Exercise requirements: Please quote the material exactly, every line of it.
......
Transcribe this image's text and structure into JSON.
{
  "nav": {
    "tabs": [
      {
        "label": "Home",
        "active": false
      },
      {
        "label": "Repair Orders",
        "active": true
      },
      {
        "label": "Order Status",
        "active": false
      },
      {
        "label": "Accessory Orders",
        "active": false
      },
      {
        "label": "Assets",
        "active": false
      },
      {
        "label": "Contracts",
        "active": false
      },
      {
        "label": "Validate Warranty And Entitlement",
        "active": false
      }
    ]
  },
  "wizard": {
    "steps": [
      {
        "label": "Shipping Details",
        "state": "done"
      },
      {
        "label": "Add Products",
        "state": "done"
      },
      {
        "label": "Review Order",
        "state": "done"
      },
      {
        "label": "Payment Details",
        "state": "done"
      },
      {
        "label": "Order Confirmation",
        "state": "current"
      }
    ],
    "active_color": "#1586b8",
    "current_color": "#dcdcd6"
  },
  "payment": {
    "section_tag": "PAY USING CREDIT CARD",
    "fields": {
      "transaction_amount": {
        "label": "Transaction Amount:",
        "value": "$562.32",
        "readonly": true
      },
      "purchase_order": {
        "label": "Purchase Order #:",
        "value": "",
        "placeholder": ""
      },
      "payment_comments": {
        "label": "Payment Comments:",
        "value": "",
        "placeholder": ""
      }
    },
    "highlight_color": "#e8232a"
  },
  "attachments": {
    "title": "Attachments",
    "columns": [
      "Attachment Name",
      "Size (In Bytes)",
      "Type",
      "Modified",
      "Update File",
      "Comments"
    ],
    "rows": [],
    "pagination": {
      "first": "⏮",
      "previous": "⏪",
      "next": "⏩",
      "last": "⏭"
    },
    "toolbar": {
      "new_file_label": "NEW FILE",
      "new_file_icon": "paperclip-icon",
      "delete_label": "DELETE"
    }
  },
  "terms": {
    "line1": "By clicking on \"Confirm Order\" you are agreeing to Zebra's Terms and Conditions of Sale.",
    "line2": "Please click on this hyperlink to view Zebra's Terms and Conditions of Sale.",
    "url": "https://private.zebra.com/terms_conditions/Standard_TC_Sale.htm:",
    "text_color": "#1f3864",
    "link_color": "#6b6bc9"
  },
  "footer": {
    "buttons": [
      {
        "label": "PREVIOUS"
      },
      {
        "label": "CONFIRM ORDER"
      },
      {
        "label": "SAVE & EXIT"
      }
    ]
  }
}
......
Task response:
Transcribe this image's text and structure into JSON.
{
  "nav": {
    "tabs": [
      {
        "label": "Home",
        "active": false
      },
      {
        "label": "Repair Orders",
        "active": true
      },
      {
        "label": "Order Status",
        "active": false
      },
      {
        "label": "Accessory Orders",
        "active": false
      },
      {
        "label": "Assets",
        "active": false
      },
      {
        "label": "Contracts",
        "active": false
      },
      {
        "label": "Validate Warranty And Entitlement",
        "active": false
      }
    ]
  },
  "wizard": {
    "steps": [
      {
        "label": "Shipping Details",
        "state": "done"
      },
      {
        "label": "Add Products",
        "state": "done"
      },
      {
        "label": "Review Order",
        "state": "done"
      },
      {
        "label": "Payment Details",
        "state": "done"
      },
      {
        "label": "Order Confirmation",
        "state": "current"
      }
    ],
    "active_color": "#1586b8",
    "current_color": "#dcdcd6"
  },
  "payment": {
    "section_tag": "PAY USING CREDIT CARD",
    "fields": {
      "transaction_amount": {
        "label": "Transaction Amount:",
        "value": "$562.32",
        "readonly": true
      },
      "purchase_order": {
        "label": "Purchase Order #:",
        "value": "",
        "placeholder": ""
      },
      "payment_comments": {
        "label": "Payment Comments:",
        "value": "",
        "placeholder": ""
      }
    },
    "highlight_color": "#e8232a"
  },
  "attachments": {
    "title": "Attachments",
    "columns": [
      "Attachment Name",
      "Size (In Bytes)",
      "Type",
      "Modified",
      "Update File",
      "Comments"
    ],
    "rows": [],
    "pagination": {
      "first": "⏮",
      "previous": "⏪",
      "next": "⏩",
      "last": "⏭"
    },
    "toolbar": {
      "new_file_label": "NEW FILE",
      "new_file_icon": "paperclip-icon",
      "delete_label": "DELETE"
    }
  },
  "terms": {
    "line1": "By clicking on \"Confirm Order\" you are agreeing to Zebra's Terms and Conditions of Sale.",
    "line2": "Please click on this hyperlink to view Zebra's Terms and Conditions of Sale.",
    "url": "https://private.zebra.com/terms_conditions/Standard_TC_Sale.htm:",
    "text_color": "#1f3864",
    "link_color": "#6b6bc9"
  },
  "footer": {
    "buttons": [
      {
        "label": "PREVIOUS"
      },
      {
        "label": "CONFIRM ORDER"
      },
      {
        "label": "SAVE & EXIT"
      }
    ]
  }
}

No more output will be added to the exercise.